TASK REQUIREMENTS | Every record below is to be retyped exactly.

## Start

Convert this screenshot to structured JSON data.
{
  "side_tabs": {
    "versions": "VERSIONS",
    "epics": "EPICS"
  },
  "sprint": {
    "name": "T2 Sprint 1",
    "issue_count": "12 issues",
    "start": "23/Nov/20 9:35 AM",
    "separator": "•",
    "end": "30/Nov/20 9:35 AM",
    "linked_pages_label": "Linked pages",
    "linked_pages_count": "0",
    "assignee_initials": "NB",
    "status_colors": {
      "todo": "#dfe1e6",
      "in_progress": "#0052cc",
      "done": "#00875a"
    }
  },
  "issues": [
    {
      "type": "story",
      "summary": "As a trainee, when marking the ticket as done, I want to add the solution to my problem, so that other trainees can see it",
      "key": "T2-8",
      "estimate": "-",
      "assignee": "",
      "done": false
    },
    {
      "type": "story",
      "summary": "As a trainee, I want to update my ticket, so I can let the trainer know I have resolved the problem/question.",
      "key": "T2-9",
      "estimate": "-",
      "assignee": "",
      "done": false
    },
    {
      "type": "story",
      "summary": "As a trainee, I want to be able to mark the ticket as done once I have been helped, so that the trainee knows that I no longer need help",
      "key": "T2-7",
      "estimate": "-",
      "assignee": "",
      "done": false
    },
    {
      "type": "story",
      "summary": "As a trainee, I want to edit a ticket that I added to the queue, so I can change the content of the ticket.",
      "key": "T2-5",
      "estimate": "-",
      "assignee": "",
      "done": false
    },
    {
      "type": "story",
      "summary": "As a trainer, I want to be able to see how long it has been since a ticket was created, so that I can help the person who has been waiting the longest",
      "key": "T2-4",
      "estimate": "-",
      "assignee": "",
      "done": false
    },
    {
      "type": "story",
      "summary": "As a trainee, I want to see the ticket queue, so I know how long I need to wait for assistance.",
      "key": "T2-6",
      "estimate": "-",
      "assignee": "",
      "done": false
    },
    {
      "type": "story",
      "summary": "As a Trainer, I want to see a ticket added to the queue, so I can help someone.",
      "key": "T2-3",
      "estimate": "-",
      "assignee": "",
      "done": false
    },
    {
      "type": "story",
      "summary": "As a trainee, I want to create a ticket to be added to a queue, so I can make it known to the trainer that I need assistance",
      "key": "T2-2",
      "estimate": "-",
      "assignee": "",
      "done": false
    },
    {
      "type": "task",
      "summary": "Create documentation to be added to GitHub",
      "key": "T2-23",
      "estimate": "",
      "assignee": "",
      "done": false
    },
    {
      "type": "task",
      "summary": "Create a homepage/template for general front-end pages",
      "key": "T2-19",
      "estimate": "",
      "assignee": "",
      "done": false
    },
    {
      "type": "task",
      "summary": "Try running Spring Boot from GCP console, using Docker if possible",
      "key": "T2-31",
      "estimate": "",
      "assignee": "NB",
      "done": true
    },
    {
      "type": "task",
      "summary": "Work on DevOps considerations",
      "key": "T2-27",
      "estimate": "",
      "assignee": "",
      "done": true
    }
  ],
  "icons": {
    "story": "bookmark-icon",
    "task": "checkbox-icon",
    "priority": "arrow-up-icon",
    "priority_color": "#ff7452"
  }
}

## End

SOLUTION TO THIS EXERCISE |
Convert this screenshot to structured JSON data.
{
  "side_tabs": {
    "versions": "VERSIONS",
    "epics": "EPICS"
  },
  "sprint": {
    "name": "T2 Sprint 1",
    "issue_count": "12 issues",
    "start": "23/Nov/20 9:35 AM",
    "separator": "•",
    "end": "30/Nov/20 9:35 AM",
    "linked_pages_label": "Linked pages",
    "linked_pages_count": "0",
    "assignee_initials": "NB",
    "status_colors": {
      "todo": "#dfe1e6",
      "in_progress": "#0052cc",
      "done": "#00875a"
    }
  },
  "issues": [
    {
      "type": "story",
      "summary": "As a trainee, when marking the ticket as done, I want to add the solution to my problem, so that other trainees can see it",
      "key": "T2-8",
      "estimate": "-",
      "assignee": "",
      "done": false
    },
    {
      "type": "story",
      "summary": "As a trainee, I want to update my ticket, so I can let the trainer know I have resolved the problem/question.",
      "key": "T2-9",
      "estimate": "-",
      "assignee": "",
      "done": false
    },
    {
      "type": "story",
      "summary": "As a trainee, I want to be able to mark the ticket as done once I have been helped, so that the trainee knows that I no longer need help",
      "key": "T2-7",
      "estimate": "-",
      "assignee": "",
      "done": false
    },
    {
      "type": "story",
      "summary": "As a trainee, I want to edit a ticket that I added to the queue, so I can change the content of the ticket.",
      "key": "T2-5",
      "estimate": "-",
      "assignee": "",
      "done": false
    },
    {
      "type": "story",
      "summary": "As a trainer, I want to be able to see how long it has been since a ticket was created, so that I can help the person who has been waiting the longest",
      "key": "T2-4",
      "estimate": "-",
      "assignee": "",
      "done": false
    },
    {
      "type": "story",
      "summary": "As a trainee, I want to see the ticket queue, so I know how long I need to wait for assistance.",
      "key": "T2-6",
      "estimate": "-",
      "assignee": "",
      "done": false
    },
    {
      "type": "story",
      "summary": "As a Trainer, I want to see a ticket added to the queue, so I can help someone.",
      "key": "T2-3",
      "estimate": "-",
      "assignee": "",
      "done": false
    },
    {
      "type": "story",
      "summary": "As a trainee, I want to create a ticket to be added to a queue, so I can make it known to the trainer that I need assistance",
      "key": "T2-2",
      "estimate": "-",
      "assignee": "",
      "done": false
    },
    {
      "type": "task",
      "summary": "Create documentation to be added to GitHub",
      "key": "T2-23",
      "estimate": "",
      "assignee": "",
      "done": false
    },
    {
      "type": "task",
      "summary": "Create a homepage/template for general front-end pages",
      "key": "T2-19",
      "estimate": "",
      "assignee": "",
      "done": false
    },
    {
      "type": "task",
      "summary": "Try running Spring Boot from GCP console, using Docker if possible",
      "key": "T2-31",
      "estimate": "",
      "assignee": "NB",
      "done": true
    },
    {
      "type": "task",
      "summary": "Work on DevOps considerations",
      "key": "T2-27",
      "estimate": "",
      "assignee": "",
      "done": true
    }
  ],
  "icons": {
    "story": "bookmark-icon",
    "task": "checkbox-icon",
    "priority": "arrow-up-icon",
    "priority_color": "#ff7452"
  }
}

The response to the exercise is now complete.